» Work to do
Pictures do not belong in the copy; restate the records below word for word.

[Begin Extracted information]

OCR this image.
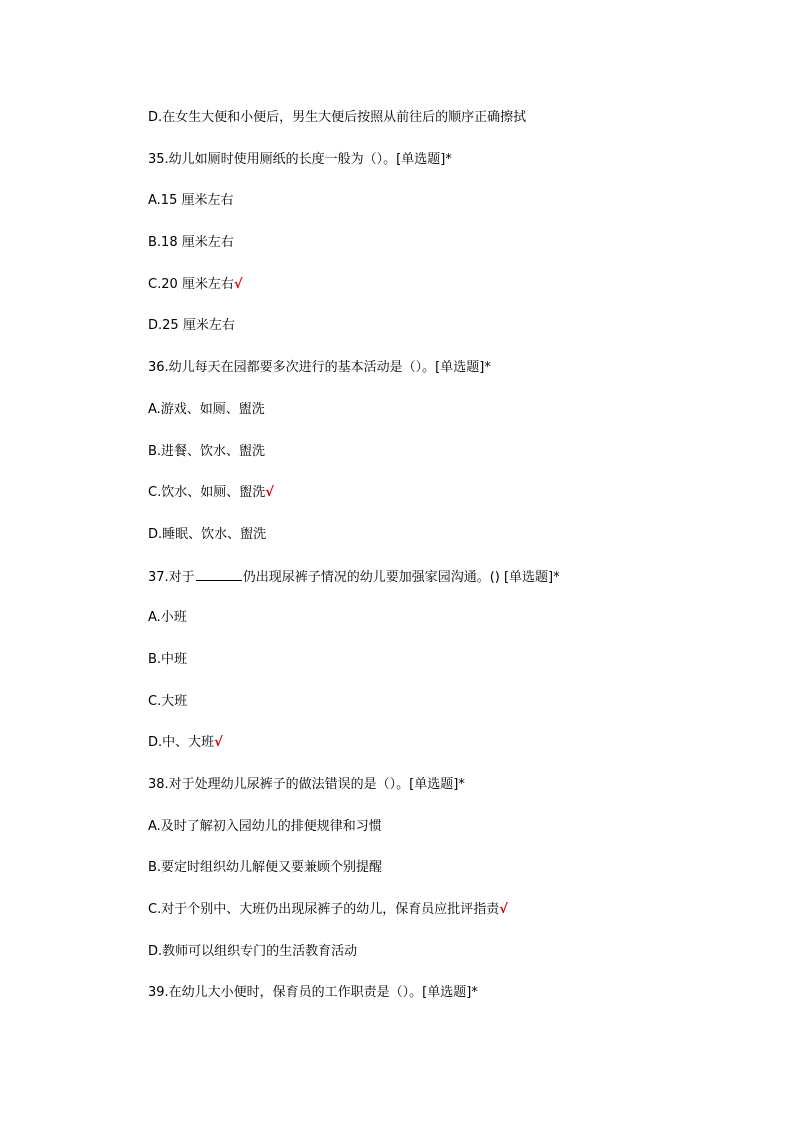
D.在女生大便和小便后，男生大便后按照从前往后的顺序正确擦拭
35.幼儿如厕时使用厕纸的长度一般为（）。[单选题]*
A.15 厘米左右
B.18 厘米左右
C.20 厘米左右√
D.25 厘米左右
36.幼儿每天在园都要多次进行的基本活动是（）。[单选题]*
A.游戏、如厕、盥洗
B.进餐、饮水、盥洗
C.饮水、如厕、盥洗√
D.睡眠、饮水、盥洗
37.对于	仍出现尿裤子情况的幼儿要加强家园沟通。() [单选题]*
A.小班
B.中班
C.大班
D.中、大班√
38.对于处理幼儿尿裤子的做法错误的是（）。[单选题]*
A.及时了解初入园幼儿的排便规律和习惯
B.要定时组织幼儿解便又要兼顾个别提醒
C.对于个别中、大班仍出现尿裤子的幼儿，保育员应批评指责√
D.教师可以组织专门的生活教育活动
39.在幼儿大小便时，保育员的工作职责是（）。[单选题]*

[End Extracted information]

» Exercise solution
OCR this image.
D.在女生大便和小便后，男生大便后按照从前往后的顺序正确擦拭
35.幼儿如厕时使用厕纸的长度一般为（）。[单选题]*
A.15 厘米左右
B.18 厘米左右
C.20 厘米左右√
D.25 厘米左右
36.幼儿每天在园都要多次进行的基本活动是（）。[单选题]*
A.游戏、如厕、盥洗
B.进餐、饮水、盥洗
C.饮水、如厕、盥洗√
D.睡眠、饮水、盥洗
37.对于	仍出现尿裤子情况的幼儿要加强家园沟通。() [单选题]*
A.小班
B.中班
C.大班
D.中、大班√
38.对于处理幼儿尿裤子的做法错误的是（）。[单选题]*
A.及时了解初入园幼儿的排便规律和习惯
B.要定时组织幼儿解便又要兼顾个别提醒
C.对于个别中、大班仍出现尿裤子的幼儿，保育员应批评指责√
D.教师可以组织专门的生活教育活动
39.在幼儿大小便时，保育员的工作职责是（）。[单选题]*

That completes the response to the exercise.